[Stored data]
^^^^^^^^^^^^^^^^

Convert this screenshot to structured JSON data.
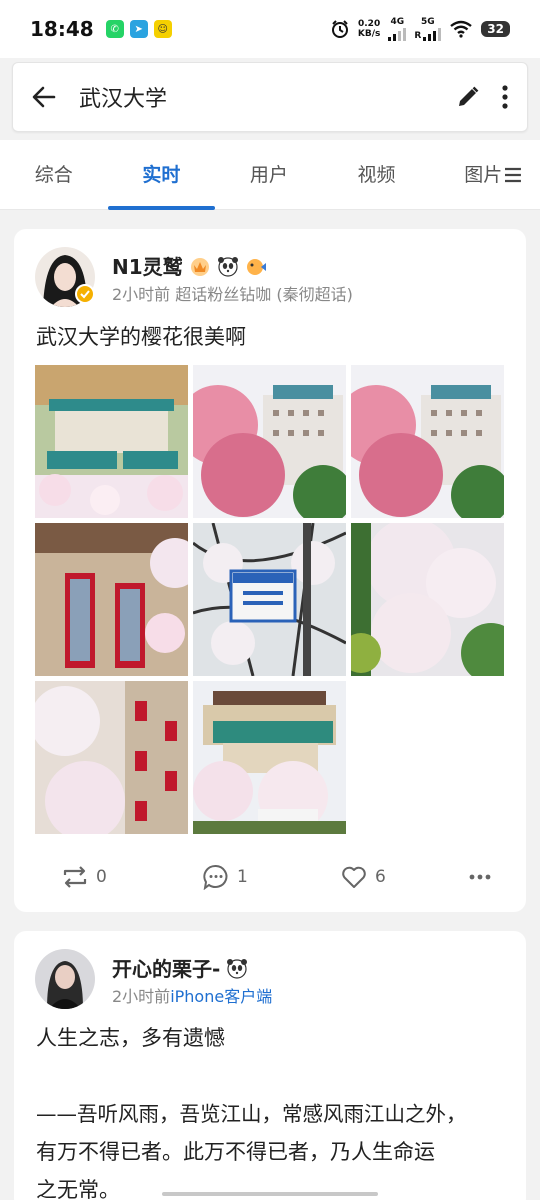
{
  "status_bar": {
    "time": "18:48",
    "net_speed_value": "0.20",
    "net_speed_unit": "KB/s",
    "sim1": "4G",
    "sim2": "5G",
    "sim2_sub": "R",
    "battery": "32"
  },
  "search": {
    "query": "武汉大学"
  },
  "tabs": [
    {
      "label": "综合",
      "active": false
    },
    {
      "label": "实时",
      "active": true
    },
    {
      "label": "用户",
      "active": false
    },
    {
      "label": "视频",
      "active": false
    },
    {
      "label": "图片",
      "active": false
    }
  ],
  "colors": {
    "accent": "#1f6fd0",
    "background": "#f2f2f2",
    "card": "#ffffff",
    "muted_text": "#888888"
  },
  "posts": [
    {
      "username": "N1灵鹫",
      "time": "2小时前",
      "source": "超话粉丝钻咖 (秦彻超话)",
      "text": "武汉大学的樱花很美啊",
      "image_count": 8,
      "reposts": "0",
      "comments": "1",
      "likes": "6"
    },
    {
      "username": "开心的栗子-",
      "time": "2小时前",
      "source": "iPhone客户端",
      "text_lines": [
        "人生之志，多有遗憾",
        "",
        "——吾听风雨，吾览江山，常感风雨江山之外，",
        "有万不得已者。此万不得已者，乃人生命运",
        "之无常。"
      ]
    }
  ]
}
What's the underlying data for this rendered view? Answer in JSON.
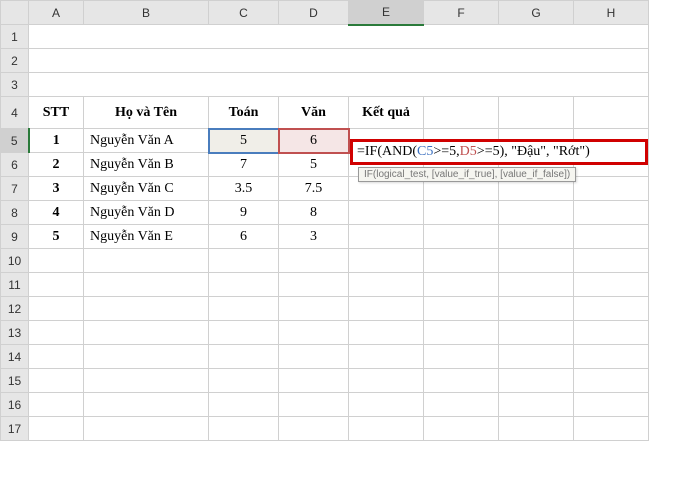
{
  "columns": [
    "A",
    "B",
    "C",
    "D",
    "E",
    "F",
    "G",
    "H"
  ],
  "row_count": 17,
  "active_col": "E",
  "active_row": 5,
  "headers": {
    "row": 4,
    "stt": "STT",
    "name": "Họ và Tên",
    "math": "Toán",
    "lit": "Văn",
    "result": "Kết quả"
  },
  "rows": [
    {
      "stt": "1",
      "name": "Nguyễn Văn A",
      "math": "5",
      "lit": "6"
    },
    {
      "stt": "2",
      "name": "Nguyễn Văn B",
      "math": "7",
      "lit": "5"
    },
    {
      "stt": "3",
      "name": "Nguyễn Văn C",
      "math": "3.5",
      "lit": "7.5"
    },
    {
      "stt": "4",
      "name": "Nguyễn Văn D",
      "math": "9",
      "lit": "8"
    },
    {
      "stt": "5",
      "name": "Nguyễn Văn E",
      "math": "6",
      "lit": "3"
    }
  ],
  "editing": {
    "cell": "E5",
    "formula_parts": [
      {
        "t": "=IF(",
        "c": "black"
      },
      {
        "t": "AND",
        "c": "black"
      },
      {
        "t": "(",
        "c": "black"
      },
      {
        "t": "C5",
        "c": "blue"
      },
      {
        "t": ">=5, ",
        "c": "black"
      },
      {
        "t": "D5",
        "c": "red"
      },
      {
        "t": ">=5), \"Đậu\", \"Rớt\")",
        "c": "black"
      }
    ],
    "hint": "IF(logical_test, [value_if_true], [value_if_false])"
  },
  "ref_highlight": {
    "blue": "C5",
    "red": "D5"
  }
}
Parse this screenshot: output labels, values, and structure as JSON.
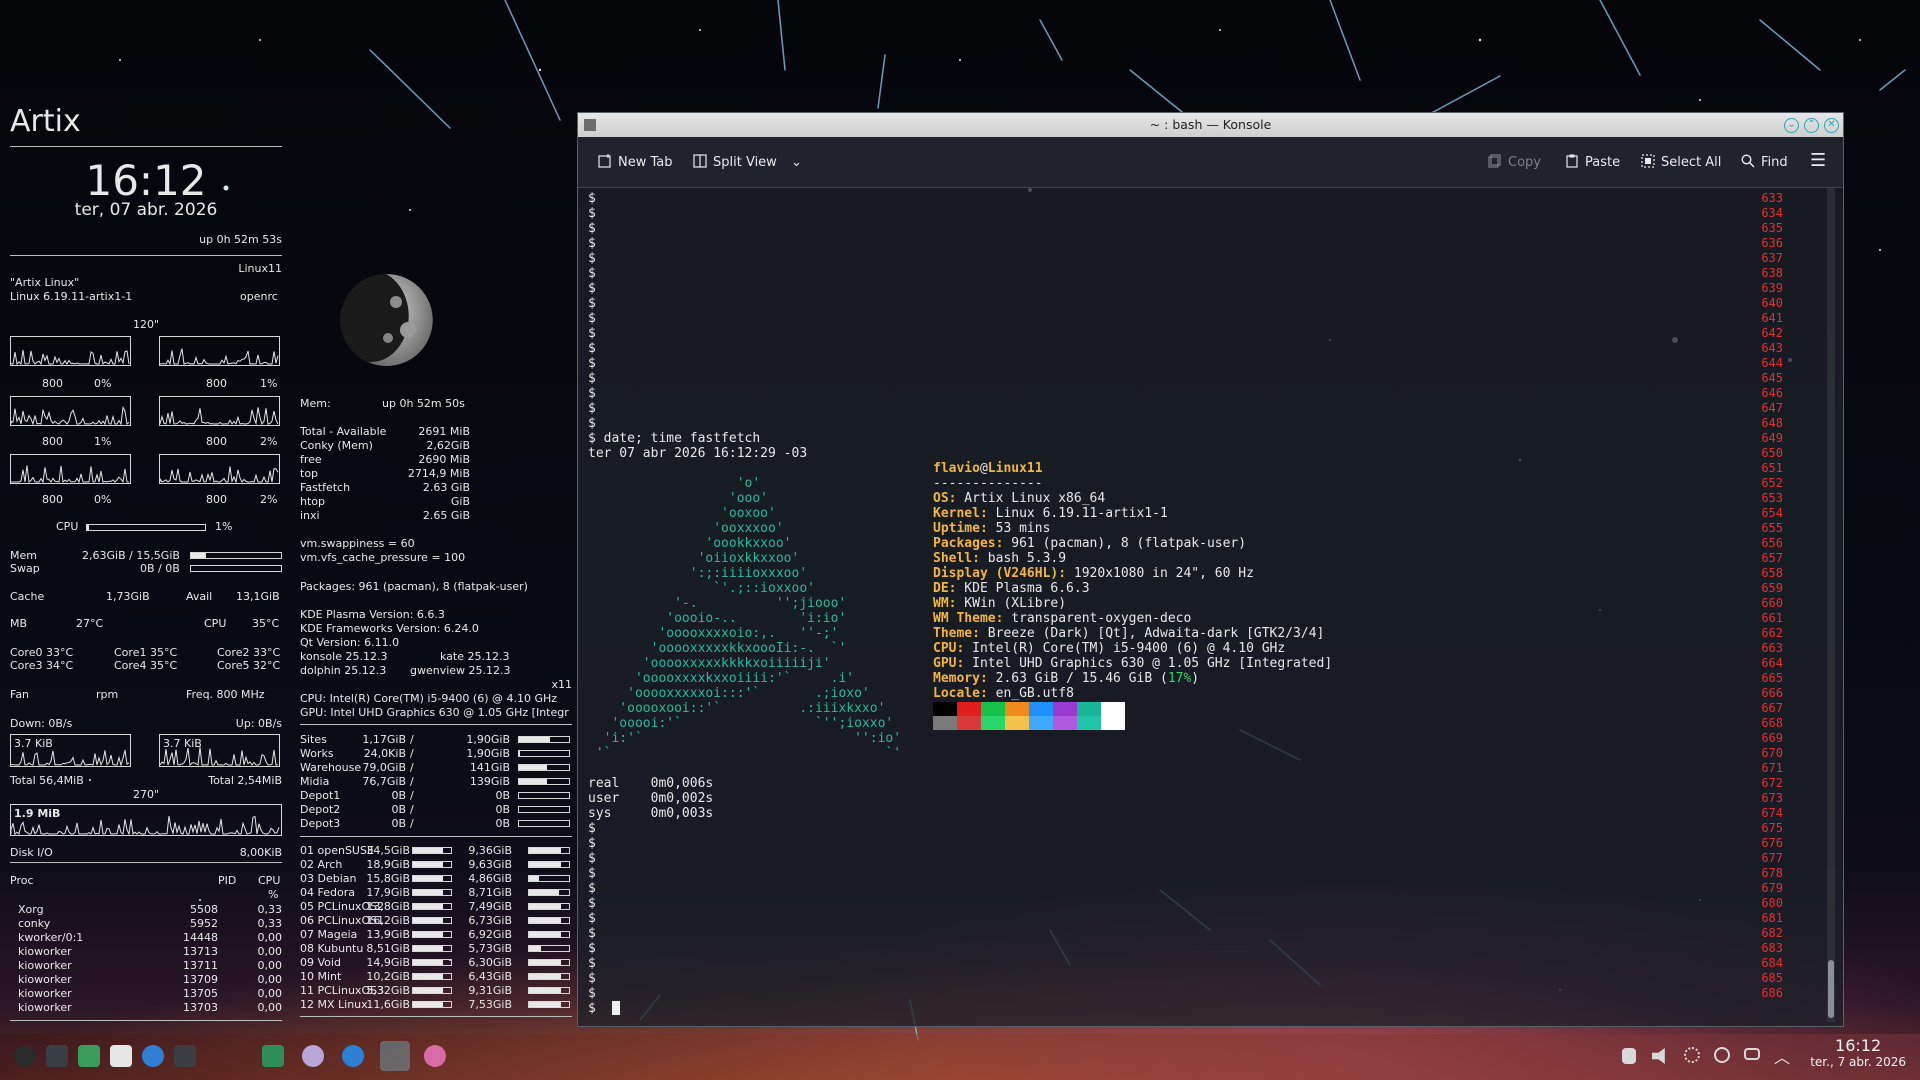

^^^^^^^^^^^^^^^^

▶ WHAT THE TASK REQUIRES
Pick out and copy the lines of the entries that hold the string "JSON".

▶ ANSWER TO THIS PROBLEM
Convert this screenshot to structured JSON data.
What's the underlying data for this rendered view? Answer in JSON.
Parse this screenshot: output labels, values, and structure as JSON.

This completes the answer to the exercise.